### Problem statement
The records are set out below this line. Return exactly the lines from the one containing "What text is on this page?" through the last, and exclude the pictures.

### Records supplied
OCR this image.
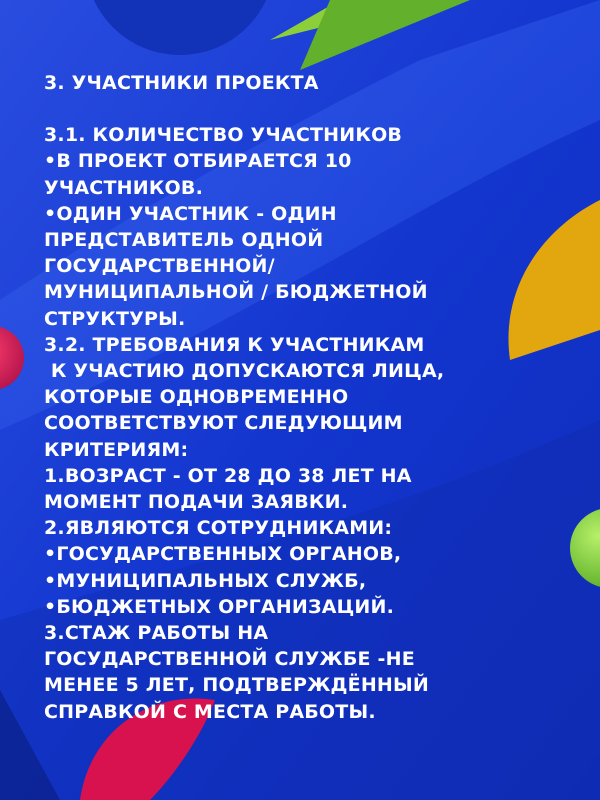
3. УЧАСТНИКИ ПРОЕКТА
3.1. КОЛИЧЕСТВО УЧАСТНИКОВ
•В ПРОЕКТ ОТБИРАЕТСЯ 10
УЧАСТНИКОВ.
•ОДИН УЧАСТНИК - ОДИН
ПРЕДСТАВИТЕЛЬ ОДНОЙ
ГОСУДАРСТВЕННОЙ/
МУНИЦИПАЛЬНОЙ / БЮДЖЕТНОЙ
СТРУКТУРЫ.
3.2. ТРЕБОВАНИЯ К УЧАСТНИКАМ
К УЧАСТИЮ ДОПУСКАЮТСЯ ЛИЦА,
КОТОРЫЕ ОДНОВРЕМЕННО
СООТВЕТСТВУЮТ СЛЕДУЮЩИМ
КРИТЕРИЯМ:
1.ВОЗРАСТ - ОТ 28 ДО 38 ЛЕТ НА
МОМЕНТ ПОДАЧИ ЗАЯВКИ.
2.ЯВЛЯЮТСЯ СОТРУДНИКАМИ:
•ГОСУДАРСТВЕННЫХ ОРГАНОВ,
•МУНИЦИПАЛЬНЫХ СЛУЖБ,
•БЮДЖЕТНЫХ ОРГАНИЗАЦИЙ.
3.СТАЖ РАБОТЫ НА
ГОСУДАРСТВЕННОЙ СЛУЖБЕ -НЕ
МЕНЕЕ 5 ЛЕТ, ПОДТВЕРЖДЁННЫЙ
СПРАВКОЙ С МЕСТА РАБОТЫ.
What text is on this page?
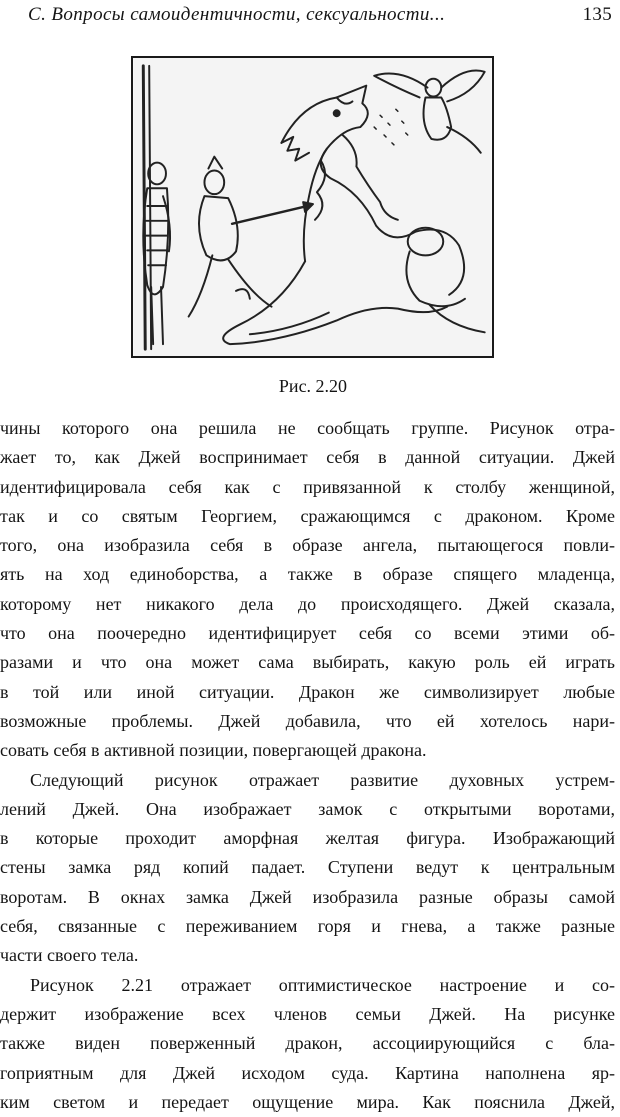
С. Вопросы самоидентичности, сексуальности...	135
Рис. 2.20
чины которого она решила не сообщать группе. Рисунок отра-
жает то, как Джей воспринимает себя в данной ситуации. Джей
идентифицировала себя как с привязанной к столбу женщиной,
так и со святым Георгием, сражающимся с драконом. Кроме
того, она изобразила себя в образе ангела, пытающегося повли-
ять на ход единоборства, а также в образе спящего младенца,
которому нет никакого дела до происходящего. Джей сказала,
что она поочередно идентифицирует себя со всеми этими об-
разами и что она может сама выбирать, какую роль ей играть
в той или иной ситуации. Дракон же символизирует любые
возможные проблемы. Джей добавила, что ей хотелось нари-
совать себя в активной позиции, повергающей дракона.
Следующий рисунок отражает развитие духовных устрем-
лений Джей. Она изображает замок с открытыми воротами,
в которые проходит аморфная желтая фигура. Изображающий
стены замка ряд копий падает. Ступени ведут к центральным
воротам. В окнах замка Джей изобразила разные образы самой
себя, связанные с переживанием горя и гнева, а также разные
части своего тела.
Рисунок 2.21 отражает оптимистическое настроение и со-
держит изображение всех членов семьи Джей. На рисунке
также виден поверженный дракон, ассоциирующийся с бла-
гоприятным для Джей исходом суда. Картина наполнена яр-
ким светом и передает ощущение мира. Как пояснила Джей,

### Task result
What text is on this page?
С. Вопросы самоидентичности, сексуальности...	135
Рис. 2.20
чины которого она решила не сообщать группе. Рисунок отра-
жает то, как Джей воспринимает себя в данной ситуации. Джей
идентифицировала себя как с привязанной к столбу женщиной,
так и со святым Георгием, сражающимся с драконом. Кроме
того, она изобразила себя в образе ангела, пытающегося повли-
ять на ход единоборства, а также в образе спящего младенца,
которому нет никакого дела до происходящего. Джей сказала,
что она поочередно идентифицирует себя со всеми этими об-
разами и что она может сама выбирать, какую роль ей играть
в той или иной ситуации. Дракон же символизирует любые
возможные проблемы. Джей добавила, что ей хотелось нари-
совать себя в активной позиции, повергающей дракона.
Следующий рисунок отражает развитие духовных устрем-
лений Джей. Она изображает замок с открытыми воротами,
в которые проходит аморфная желтая фигура. Изображающий
стены замка ряд копий падает. Ступени ведут к центральным
воротам. В окнах замка Джей изобразила разные образы самой
себя, связанные с переживанием горя и гнева, а также разные
части своего тела.
Рисунок 2.21 отражает оптимистическое настроение и со-
держит изображение всех членов семьи Джей. На рисунке
также виден поверженный дракон, ассоциирующийся с бла-
гоприятным для Джей исходом суда. Картина наполнена яр-
ким светом и передает ощущение мира. Как пояснила Джей,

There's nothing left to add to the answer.